Supplied information:
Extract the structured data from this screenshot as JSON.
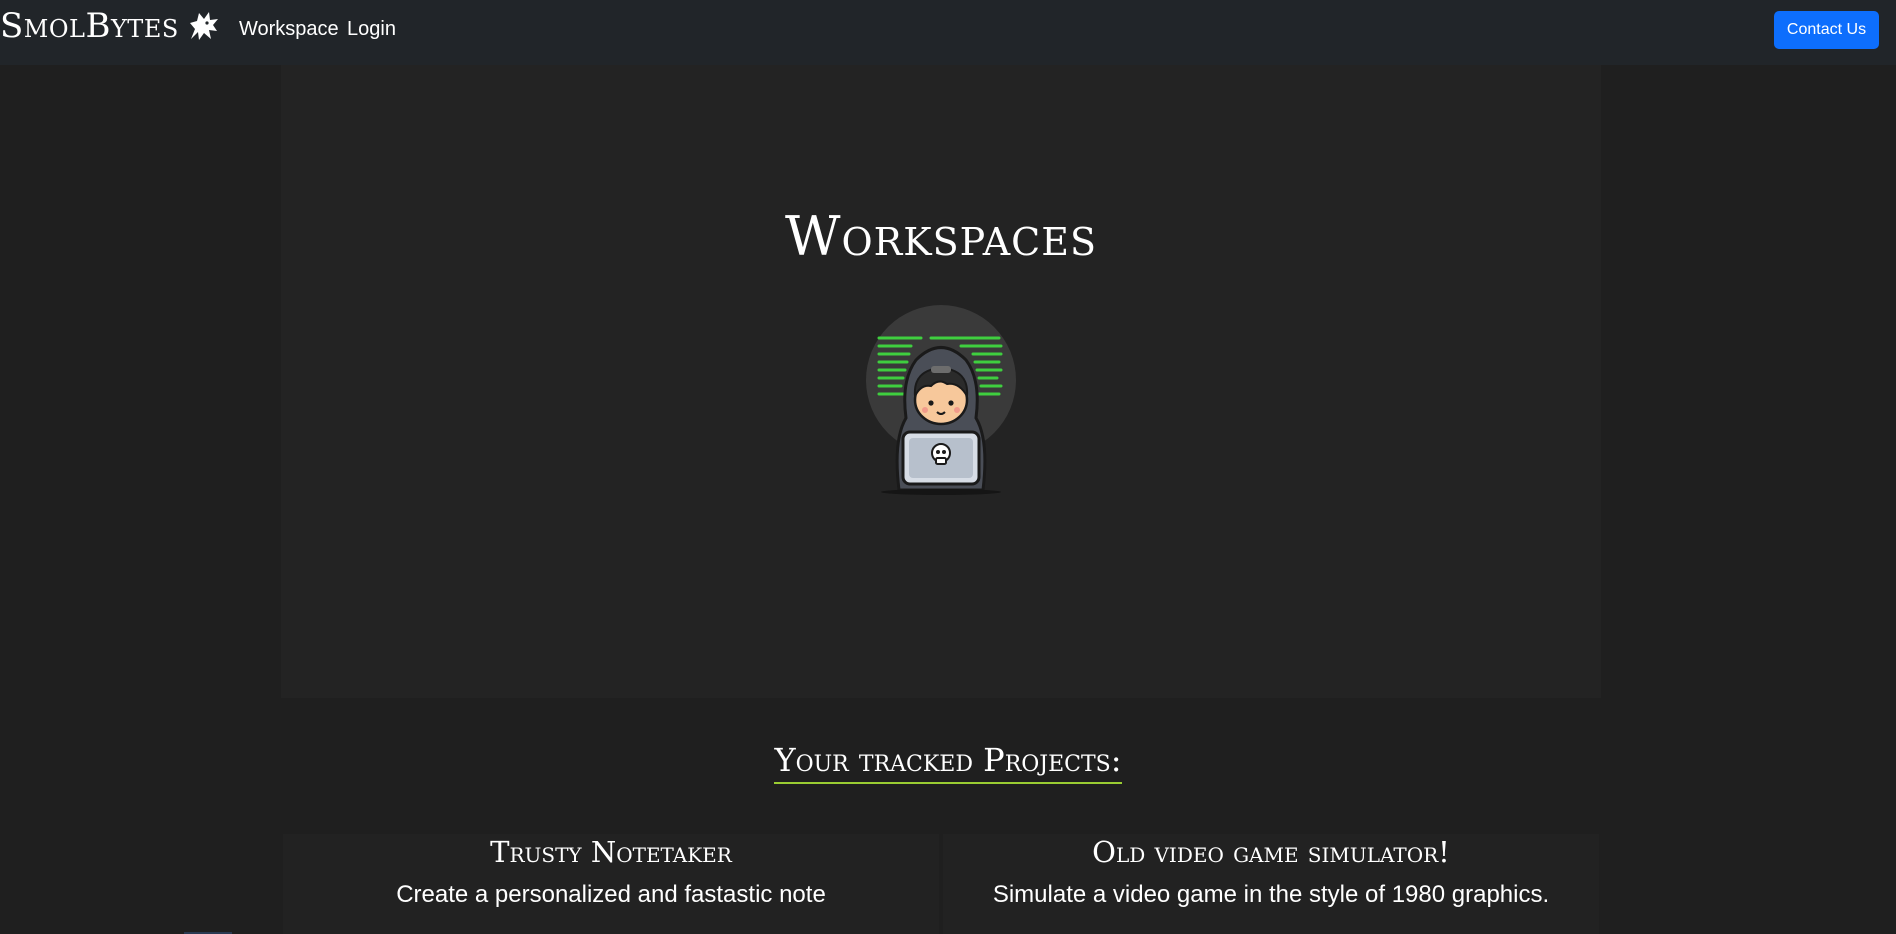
{
  "navbar": {
    "brand": "SmolBytes",
    "brand_icon": "wolf-head-icon",
    "links": [
      "Workspace",
      "Login"
    ],
    "contact_label": "Contact Us",
    "accent": "#0d6efd"
  },
  "hero": {
    "title": "Workspaces",
    "illustration": "hacker-with-laptop-icon"
  },
  "projects": {
    "heading": "Your tracked Projects:",
    "underline_color": "#9acd32",
    "items": [
      {
        "title": "Trusty Notetaker",
        "description": "Create a personalized and fastastic note"
      },
      {
        "title": "Old video game simulator!",
        "description": "Simulate a video game in the style of 1980 graphics."
      }
    ]
  }
}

Written problem:
Your answer should be only the number of lines that hold the word "icon".

The solution:
2